--- SOURCE EXTRACT ---
## Start

# Bakersfield Bike Rental?



## J.R.

I have a trip to Bakersfield area in February. Expect to be in the area for 3-4 days and would love to get a few rides in. I'll be flying in from the eastern US and don't really feel like going thru the hassle of getting my bike there if I can rent one instead.

I would love to have some input regarding bike rental locations/shops and I would also welcome route suggestions. I love climbing/descending and don't mind 4-6 hrs in the saddle.

Thanks!

J.R.


----------



## Retro Grouch

J.R., The air quality over in Bakersfield is very poor in the winter. I suggest heading 45 minutes SE towards Tehachapi. Take a look at Cycle & Go in downtown Tehachapi. I'm pretty sure they offer bike rentals. https://www.facebook.com/cycleandgo

Here is a collection of Tehachapi Grand Fondo routes in the area that might be helpful: https://ridewithgps.com/users/223817


----------



## J.R.

Thanks Retro Grouch!

I appreciate the input and will look into it.


----------



## exracer

Well, depending on where you will be at
1. Start at Bakersfield College off Panorama & MT Vernon: head down Alfred Harrell Hwy to China Grade Loop (big sweeping left that takes you across the river) to Round Mountain Rd. Make a right and follow Round Mountain Rd. It loops back into Chester Ave. Take Chester Ave back to W. Columbus back to Panorama and BC. About 45-50 mi loop.

2.Starting at Bakersfield College: head down Alfred Harrell and follow it to 178. Cross 178 on to Commanche, make rt on Breckenridge, Breckenridge to Mourning, to Pioneer, to Fairfax. Fairfax will take you Panorama. 

3. If you are really adventurous you will take that same route and make a left on Breckenridge instead of a right. Its about 40(?) mi till Breckenridge dead ends. The further you go out the steeper it gets. Climbs in the 15-25% range if I remember right.

Haven't been back to Bakersfield area in 20 yrs. Don't know how it has changed


----------



## J.R.

Thanks exracer!

I'm not sure where we'll be staying...I've got an event in Arvin on Saturday. 

This looks like a nice route. https://ridewithgps.com/routes/31724533

Any comments on the route? I don't see any likely spots for water and that means I probably need to carry 3 bottles (64 ozs total).

It looks like I'll likely be flying American and as far as I can tell their bike charge is $30 with no oversize charge (max 50 lbs). So now I'm thinking maybe take my Salsa gravel bike.

## End

--- REQUEST ---
In the Bakersfield bike rental thread, which shop in downtown Tehachapi is suggested as a place that may rent bikes? The listing that comes next is separate material, unrelated to the thread above.

--- DATA SUPPLIED ---
## Start

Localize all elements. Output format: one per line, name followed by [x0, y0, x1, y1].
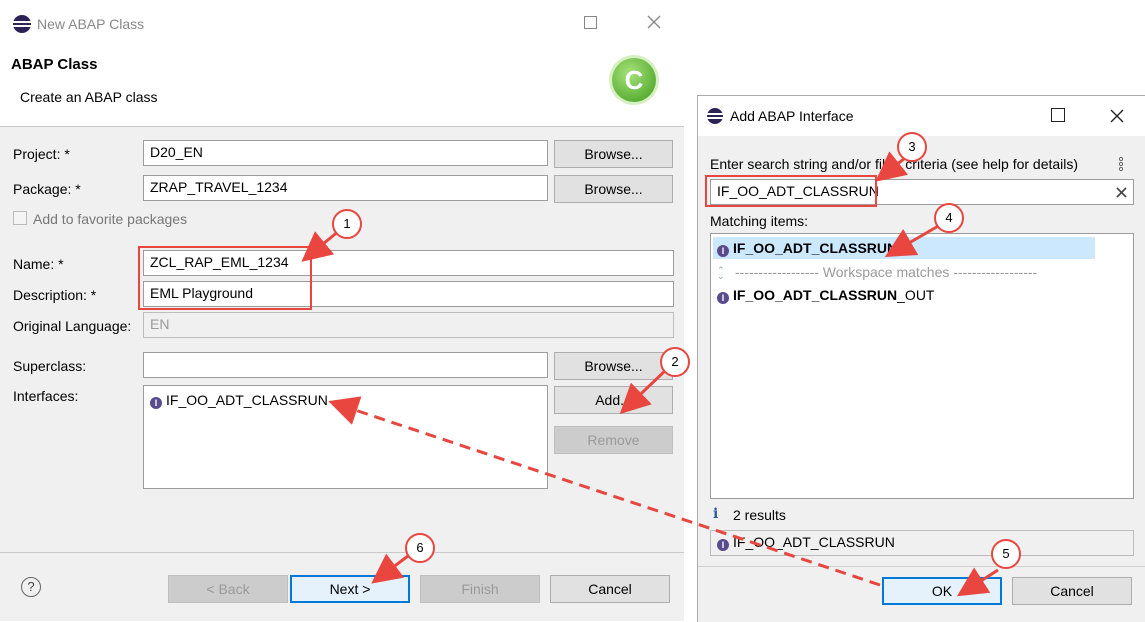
callout-1: 1	[332, 209, 362, 239]
callout-5: 5	[991, 539, 1021, 569]
callout-3: 3	[897, 132, 927, 162]
callout-6: 6	[405, 533, 435, 563]
annotation-arrows	[301, 151, 999, 597]
callout-2: 2	[660, 347, 690, 377]
callout-4: 4	[934, 203, 964, 233]
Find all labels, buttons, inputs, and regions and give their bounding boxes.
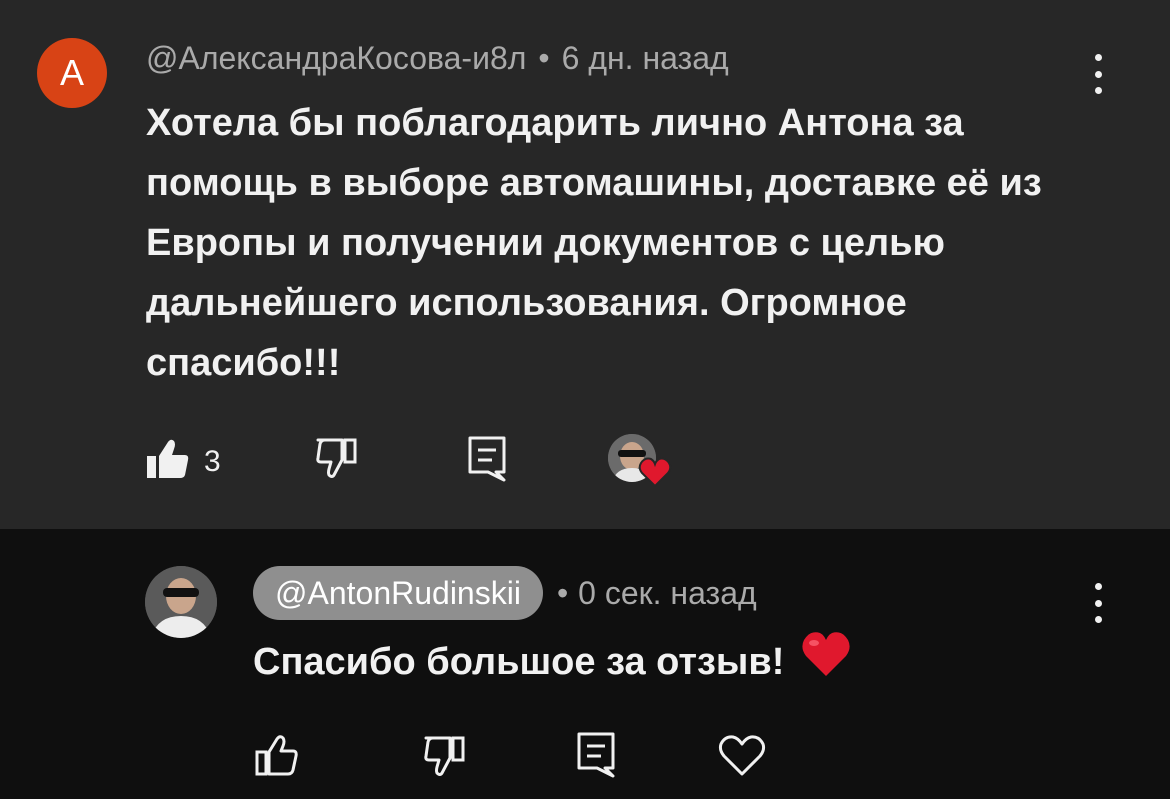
reply-body: Спасибо большое за отзыв!: [253, 630, 852, 694]
comment-reply-icon: [577, 732, 615, 783]
heart-button[interactable]: [718, 734, 766, 781]
thumb-up-filled-icon: [146, 438, 190, 485]
like-button[interactable]: 3: [146, 438, 221, 485]
dislike-button[interactable]: [424, 736, 466, 781]
reply-timestamp[interactable]: 0 сек. назад: [578, 575, 757, 612]
comment-reply-icon: [468, 436, 506, 487]
thumb-up-outline-icon: [255, 734, 299, 781]
reply-author-badge[interactable]: @AntonRudinskii: [253, 566, 543, 620]
like-button[interactable]: [255, 734, 299, 781]
avatar[interactable]: [145, 566, 217, 638]
avatar-letter: A: [59, 52, 84, 93]
heart-badge-icon: [638, 456, 672, 493]
like-count: 3: [204, 444, 221, 478]
meta-separator: •: [538, 40, 550, 76]
creator-heart-icon[interactable]: [608, 434, 672, 494]
comment-body: Хотела бы поблагодарить лично Антона за …: [146, 102, 1042, 384]
comment-header: @АлександраКосова-и8л • 6 дн. назад: [146, 40, 729, 77]
comment-author[interactable]: @АлександраКосова-и8л: [146, 40, 526, 77]
comment-timestamp[interactable]: 6 дн. назад: [562, 40, 729, 77]
comment-thread-top: A @АлександраКосова-и8л • 6 дн. назад Хо…: [0, 0, 1170, 529]
thumb-down-icon: [424, 736, 466, 781]
reply-button[interactable]: [468, 436, 506, 487]
thumb-down-icon: [316, 438, 358, 483]
reply-button[interactable]: [577, 732, 615, 783]
avatar[interactable]: A: [37, 38, 107, 108]
more-vertical-icon[interactable]: [1088, 583, 1108, 623]
red-heart-emoji: [800, 630, 852, 694]
more-vertical-icon[interactable]: [1088, 54, 1108, 94]
dislike-button[interactable]: [316, 438, 358, 483]
reply-header: @AntonRudinskii • 0 сек. назад: [253, 566, 757, 620]
heart-outline-icon: [718, 734, 766, 781]
reply-text: Спасибо большое за отзыв!: [253, 641, 785, 683]
meta-separator: •: [556, 574, 569, 611]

## End

--- RESULT ---
Cycle & Go